### Data supplied
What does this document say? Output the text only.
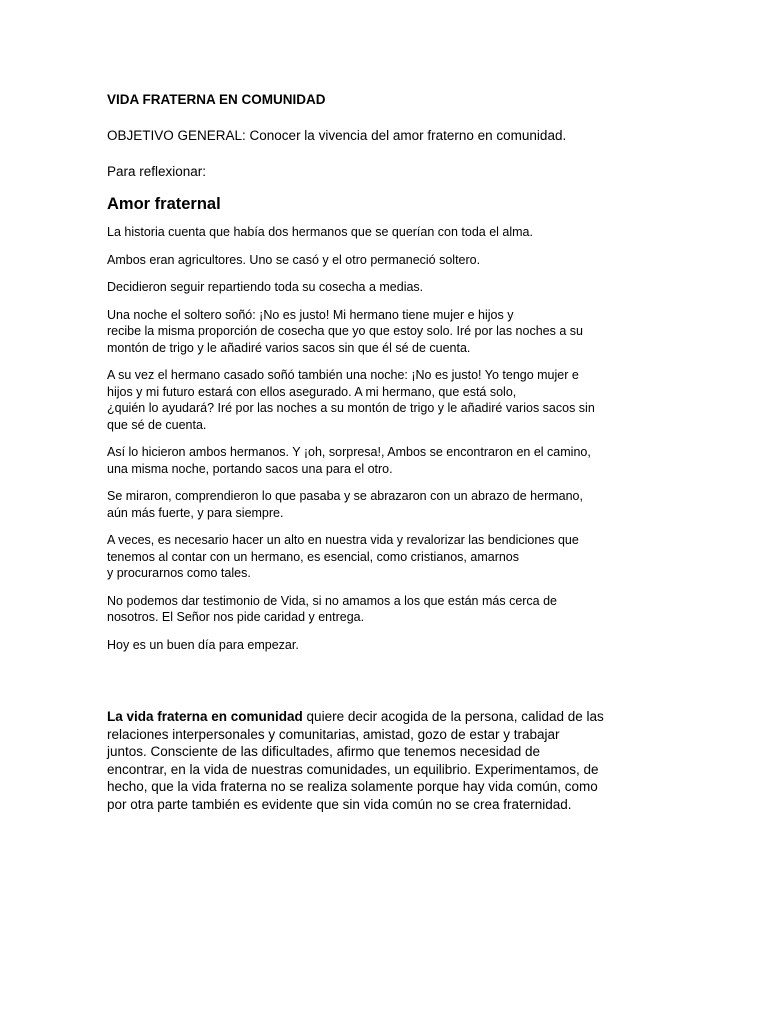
VIDA FRATERNA EN COMUNIDAD
OBJETIVO GENERAL: Conocer la vivencia del amor fraterno en comunidad.
Para reflexionar:
Amor fraternal

La historia cuenta que había dos hermanos que se querían con toda el alma.

Ambos eran agricultores. Uno se casó y el otro permaneció soltero.

Decidieron seguir repartiendo toda su cosecha a medias.

Una noche el soltero soñó: ¡No es justo! Mi hermano tiene mujer e hijos y
recibe la misma proporción de cosecha que yo que estoy solo. Iré por las noches a su
montón de trigo y le añadiré varios sacos sin que él sé de cuenta.

A su vez el hermano casado soñó también una noche: ¡No es justo! Yo tengo mujer e
hijos y mi futuro estará con ellos asegurado. A mi hermano, que está solo,
¿quién lo ayudará? Iré por las noches a su montón de trigo y le añadiré varios sacos sin
que sé de cuenta.

Así lo hicieron ambos hermanos. Y ¡oh, sorpresa!, Ambos se encontraron en el camino,
una misma noche, portando sacos una para el otro.

Se miraron, comprendieron lo que pasaba y se abrazaron con un abrazo de hermano,
aún más fuerte, y para siempre.

A veces, es necesario hacer un alto en nuestra vida y revalorizar las bendiciones que
tenemos al contar con un hermano, es esencial, como cristianos, amarnos
y procurarnos como tales.

No podemos dar testimonio de Vida, si no amamos a los que están más cerca de
nosotros. El Señor nos pide caridad y entrega.

Hoy es un buen día para empezar.

La vida fraterna en comunidad quiere decir acogida de la persona, calidad de las
relaciones interpersonales y comunitarias, amistad, gozo de estar y trabajar
juntos. Consciente de las dificultades, afirmo que tenemos necesidad de
encontrar, en la vida de nuestras comunidades, un equilibrio. Experimentamos, de
hecho, que la vida fraterna no se realiza solamente porque hay vida común, como
por otra parte también es evidente que sin vida común no se crea fraternidad.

### Problem to solve
Tally the lines of the preceding listing in which the word "trigo" appears; state nothing but the total.

### Exercise solution
2